= Exercise goal =
Output exactly, please, the lines of the records below from the one containing "Output the text content of this document." through the final line.

= Material for the task =
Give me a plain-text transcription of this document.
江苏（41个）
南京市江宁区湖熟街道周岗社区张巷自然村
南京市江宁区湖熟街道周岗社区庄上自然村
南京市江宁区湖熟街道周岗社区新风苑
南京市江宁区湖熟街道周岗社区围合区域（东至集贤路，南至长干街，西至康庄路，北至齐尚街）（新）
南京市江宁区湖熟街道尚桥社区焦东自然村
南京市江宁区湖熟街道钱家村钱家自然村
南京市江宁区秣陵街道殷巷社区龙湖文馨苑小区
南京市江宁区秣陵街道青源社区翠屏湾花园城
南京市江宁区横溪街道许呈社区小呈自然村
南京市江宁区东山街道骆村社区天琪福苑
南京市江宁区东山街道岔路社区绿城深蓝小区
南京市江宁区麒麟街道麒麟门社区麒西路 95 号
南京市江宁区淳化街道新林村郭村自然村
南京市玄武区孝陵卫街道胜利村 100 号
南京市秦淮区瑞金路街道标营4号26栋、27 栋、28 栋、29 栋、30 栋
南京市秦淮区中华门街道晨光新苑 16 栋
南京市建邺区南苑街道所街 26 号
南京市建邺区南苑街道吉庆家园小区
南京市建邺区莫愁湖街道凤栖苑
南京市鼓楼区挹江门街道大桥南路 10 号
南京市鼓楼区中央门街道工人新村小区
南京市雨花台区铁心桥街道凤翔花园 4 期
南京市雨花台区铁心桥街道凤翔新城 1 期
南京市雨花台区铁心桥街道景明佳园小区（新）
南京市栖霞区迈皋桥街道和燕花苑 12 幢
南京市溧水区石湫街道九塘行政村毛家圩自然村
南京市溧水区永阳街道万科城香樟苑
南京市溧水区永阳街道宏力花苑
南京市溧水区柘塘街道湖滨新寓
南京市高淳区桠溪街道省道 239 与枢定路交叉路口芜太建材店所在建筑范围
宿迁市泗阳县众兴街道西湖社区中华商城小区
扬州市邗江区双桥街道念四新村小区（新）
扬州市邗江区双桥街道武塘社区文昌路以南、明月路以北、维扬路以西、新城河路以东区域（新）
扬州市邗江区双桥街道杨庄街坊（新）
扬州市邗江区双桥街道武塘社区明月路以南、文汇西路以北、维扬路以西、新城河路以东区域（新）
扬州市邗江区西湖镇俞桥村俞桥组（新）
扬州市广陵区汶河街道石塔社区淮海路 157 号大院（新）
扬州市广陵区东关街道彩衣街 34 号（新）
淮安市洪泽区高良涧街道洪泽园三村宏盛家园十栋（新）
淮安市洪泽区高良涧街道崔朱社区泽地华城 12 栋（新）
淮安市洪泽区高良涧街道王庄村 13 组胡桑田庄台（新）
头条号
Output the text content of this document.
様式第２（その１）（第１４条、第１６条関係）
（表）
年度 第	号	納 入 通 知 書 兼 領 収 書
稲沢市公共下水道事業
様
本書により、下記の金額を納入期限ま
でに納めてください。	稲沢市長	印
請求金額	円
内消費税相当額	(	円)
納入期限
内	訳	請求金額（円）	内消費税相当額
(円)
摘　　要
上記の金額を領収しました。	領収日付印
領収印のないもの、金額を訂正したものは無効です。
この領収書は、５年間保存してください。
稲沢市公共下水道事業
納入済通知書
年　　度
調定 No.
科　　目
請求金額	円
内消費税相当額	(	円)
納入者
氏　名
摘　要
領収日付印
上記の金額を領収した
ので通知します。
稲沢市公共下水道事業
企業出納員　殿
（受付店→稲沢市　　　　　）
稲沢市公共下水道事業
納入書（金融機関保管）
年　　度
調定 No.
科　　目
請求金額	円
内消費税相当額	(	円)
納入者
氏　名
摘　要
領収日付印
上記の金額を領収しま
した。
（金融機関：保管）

= Result of this task =
Output the text content of this document.
様式第２（その１）（第１４条、第１６条関係）
（表）
年度 第	号	納 入 通 知 書 兼 領 収 書
稲沢市公共下水道事業
様
本書により、下記の金額を納入期限ま
でに納めてください。	稲沢市長	印
請求金額	円
内消費税相当額	(	円)
納入期限
内	訳	請求金額（円）	内消費税相当額
(円)
摘　　要
上記の金額を領収しました。	領収日付印
領収印のないもの、金額を訂正したものは無効です。
この領収書は、５年間保存してください。
稲沢市公共下水道事業
納入済通知書
年　　度
調定 No.
科　　目
請求金額	円
内消費税相当額	(	円)
納入者
氏　名
摘　要
領収日付印
上記の金額を領収した
ので通知します。
稲沢市公共下水道事業
企業出納員　殿
（受付店→稲沢市　　　　　）
稲沢市公共下水道事業
納入書（金融機関保管）
年　　度
調定 No.
科　　目
請求金額	円
内消費税相当額	(	円)
納入者
氏　名
摘　要
領収日付印
上記の金額を領収しま
した。
（金融機関：保管）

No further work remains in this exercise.